AIM:
Make an exact copy of all the records.

--- --- ---

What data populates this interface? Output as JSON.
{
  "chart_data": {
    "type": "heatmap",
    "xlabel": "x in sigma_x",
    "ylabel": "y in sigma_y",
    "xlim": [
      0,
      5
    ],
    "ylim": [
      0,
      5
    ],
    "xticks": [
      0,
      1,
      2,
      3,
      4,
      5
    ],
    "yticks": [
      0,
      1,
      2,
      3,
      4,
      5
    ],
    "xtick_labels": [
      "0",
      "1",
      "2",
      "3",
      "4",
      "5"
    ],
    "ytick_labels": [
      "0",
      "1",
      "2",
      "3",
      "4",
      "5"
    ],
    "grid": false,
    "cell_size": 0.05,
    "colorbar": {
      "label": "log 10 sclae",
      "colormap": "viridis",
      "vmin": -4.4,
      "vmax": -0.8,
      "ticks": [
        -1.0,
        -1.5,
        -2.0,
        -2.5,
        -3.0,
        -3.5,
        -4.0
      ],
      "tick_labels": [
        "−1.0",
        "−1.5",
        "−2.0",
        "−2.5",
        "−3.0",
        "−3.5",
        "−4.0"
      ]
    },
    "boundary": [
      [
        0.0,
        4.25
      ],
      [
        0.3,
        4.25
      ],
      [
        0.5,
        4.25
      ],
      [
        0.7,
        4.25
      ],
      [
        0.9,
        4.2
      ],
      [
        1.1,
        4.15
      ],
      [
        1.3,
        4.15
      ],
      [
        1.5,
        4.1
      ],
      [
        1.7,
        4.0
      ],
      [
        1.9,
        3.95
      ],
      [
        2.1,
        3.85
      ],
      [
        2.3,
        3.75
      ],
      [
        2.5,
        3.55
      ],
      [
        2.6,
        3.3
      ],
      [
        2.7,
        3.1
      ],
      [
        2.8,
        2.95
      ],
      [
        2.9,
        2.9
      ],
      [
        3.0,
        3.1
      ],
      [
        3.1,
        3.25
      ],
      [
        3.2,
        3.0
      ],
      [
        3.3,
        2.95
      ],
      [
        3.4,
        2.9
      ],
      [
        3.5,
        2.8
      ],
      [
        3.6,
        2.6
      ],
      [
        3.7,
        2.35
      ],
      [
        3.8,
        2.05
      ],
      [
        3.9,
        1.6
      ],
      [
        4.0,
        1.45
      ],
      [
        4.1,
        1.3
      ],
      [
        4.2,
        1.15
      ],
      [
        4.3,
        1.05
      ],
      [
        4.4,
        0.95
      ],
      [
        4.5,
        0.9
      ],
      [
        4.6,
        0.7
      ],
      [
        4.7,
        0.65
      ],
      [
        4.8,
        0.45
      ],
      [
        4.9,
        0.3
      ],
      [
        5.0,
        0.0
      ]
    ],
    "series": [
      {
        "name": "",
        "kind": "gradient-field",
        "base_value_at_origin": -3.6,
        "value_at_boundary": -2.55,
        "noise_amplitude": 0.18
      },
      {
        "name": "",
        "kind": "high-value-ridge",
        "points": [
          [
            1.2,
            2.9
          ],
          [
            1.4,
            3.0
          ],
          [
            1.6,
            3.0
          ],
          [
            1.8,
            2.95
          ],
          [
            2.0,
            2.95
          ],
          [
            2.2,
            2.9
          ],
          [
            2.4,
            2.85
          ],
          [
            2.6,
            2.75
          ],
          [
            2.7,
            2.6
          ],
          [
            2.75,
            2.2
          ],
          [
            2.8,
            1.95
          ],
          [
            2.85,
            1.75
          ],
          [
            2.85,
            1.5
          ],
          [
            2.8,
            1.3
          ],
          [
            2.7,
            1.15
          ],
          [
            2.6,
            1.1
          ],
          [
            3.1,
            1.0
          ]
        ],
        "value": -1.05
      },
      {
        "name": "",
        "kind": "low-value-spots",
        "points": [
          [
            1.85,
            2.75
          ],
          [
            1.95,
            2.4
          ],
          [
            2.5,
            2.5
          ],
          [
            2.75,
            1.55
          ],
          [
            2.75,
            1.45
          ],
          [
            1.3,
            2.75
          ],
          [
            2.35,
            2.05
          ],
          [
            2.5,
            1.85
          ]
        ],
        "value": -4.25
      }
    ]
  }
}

--- --- ---

FULL ANSWER:
What data populates this interface? Output as JSON.
{
  "chart_data": {
    "type": "heatmap",
    "xlabel": "x in sigma_x",
    "ylabel": "y in sigma_y",
    "xlim": [
      0,
      5
    ],
    "ylim": [
      0,
      5
    ],
    "xticks": [
      0,
      1,
      2,
      3,
      4,
      5
    ],
    "yticks": [
      0,
      1,
      2,
      3,
      4,
      5
    ],
    "xtick_labels": [
      "0",
      "1",
      "2",
      "3",
      "4",
      "5"
    ],
    "ytick_labels": [
      "0",
      "1",
      "2",
      "3",
      "4",
      "5"
    ],
    "grid": false,
    "cell_size": 0.05,
    "colorbar": {
      "label": "log 10 sclae",
      "colormap": "viridis",
      "vmin": -4.4,
      "vmax": -0.8,
      "ticks": [
        -1.0,
        -1.5,
        -2.0,
        -2.5,
        -3.0,
        -3.5,
        -4.0
      ],
      "tick_labels": [
        "−1.0",
        "−1.5",
        "−2.0",
        "−2.5",
        "−3.0",
        "−3.5",
        "−4.0"
      ]
    },
    "boundary": [
      [
        0.0,
        4.25
      ],
      [
        0.3,
        4.25
      ],
      [
        0.5,
        4.25
      ],
      [
        0.7,
        4.25
      ],
      [
        0.9,
        4.2
      ],
      [
        1.1,
        4.15
      ],
      [
        1.3,
        4.15
      ],
      [
        1.5,
        4.1
      ],
      [
        1.7,
        4.0
      ],
      [
        1.9,
        3.95
      ],
      [
        2.1,
        3.85
      ],
      [
        2.3,
        3.75
      ],
      [
        2.5,
        3.55
      ],
      [
        2.6,
        3.3
      ],
      [
        2.7,
        3.1
      ],
      [
        2.8,
        2.95
      ],
      [
        2.9,
        2.9
      ],
      [
        3.0,
        3.1
      ],
      [
        3.1,
        3.25
      ],
      [
        3.2,
        3.0
      ],
      [
        3.3,
        2.95
      ],
      [
        3.4,
        2.9
      ],
      [
        3.5,
        2.8
      ],
      [
        3.6,
        2.6
      ],
      [
        3.7,
        2.35
      ],
      [
        3.8,
        2.05
      ],
      [
        3.9,
        1.6
      ],
      [
        4.0,
        1.45
      ],
      [
        4.1,
        1.3
      ],
      [
        4.2,
        1.15
      ],
      [
        4.3,
        1.05
      ],
      [
        4.4,
        0.95
      ],
      [
        4.5,
        0.9
      ],
      [
        4.6,
        0.7
      ],
      [
        4.7,
        0.65
      ],
      [
        4.8,
        0.45
      ],
      [
        4.9,
        0.3
      ],
      [
        5.0,
        0.0
      ]
    ],
    "series": [
      {
        "name": "",
        "kind": "gradient-field",
        "base_value_at_origin": -3.6,
        "value_at_boundary": -2.55,
        "noise_amplitude": 0.18
      },
      {
        "name": "",
        "kind": "high-value-ridge",
        "points": [
          [
            1.2,
            2.9
          ],
          [
            1.4,
            3.0
          ],
          [
            1.6,
            3.0
          ],
          [
            1.8,
            2.95
          ],
          [
            2.0,
            2.95
          ],
          [
            2.2,
            2.9
          ],
          [
            2.4,
            2.85
          ],
          [
            2.6,
            2.75
          ],
          [
            2.7,
            2.6
          ],
          [
            2.75,
            2.2
          ],
          [
            2.8,
            1.95
          ],
          [
            2.85,
            1.75
          ],
          [
            2.85,
            1.5
          ],
          [
            2.8,
            1.3
          ],
          [
            2.7,
            1.15
          ],
          [
            2.6,
            1.1
          ],
          [
            3.1,
            1.0
          ]
        ],
        "value": -1.05
      },
      {
        "name": "",
        "kind": "low-value-spots",
        "points": [
          [
            1.85,
            2.75
          ],
          [
            1.95,
            2.4
          ],
          [
            2.5,
            2.5
          ],
          [
            2.75,
            1.55
          ],
          [
            2.75,
            1.45
          ],
          [
            1.3,
            2.75
          ],
          [
            2.35,
            2.05
          ],
          [
            2.5,
            1.85
          ]
        ],
        "value": -4.25
      }
    ]
  }
}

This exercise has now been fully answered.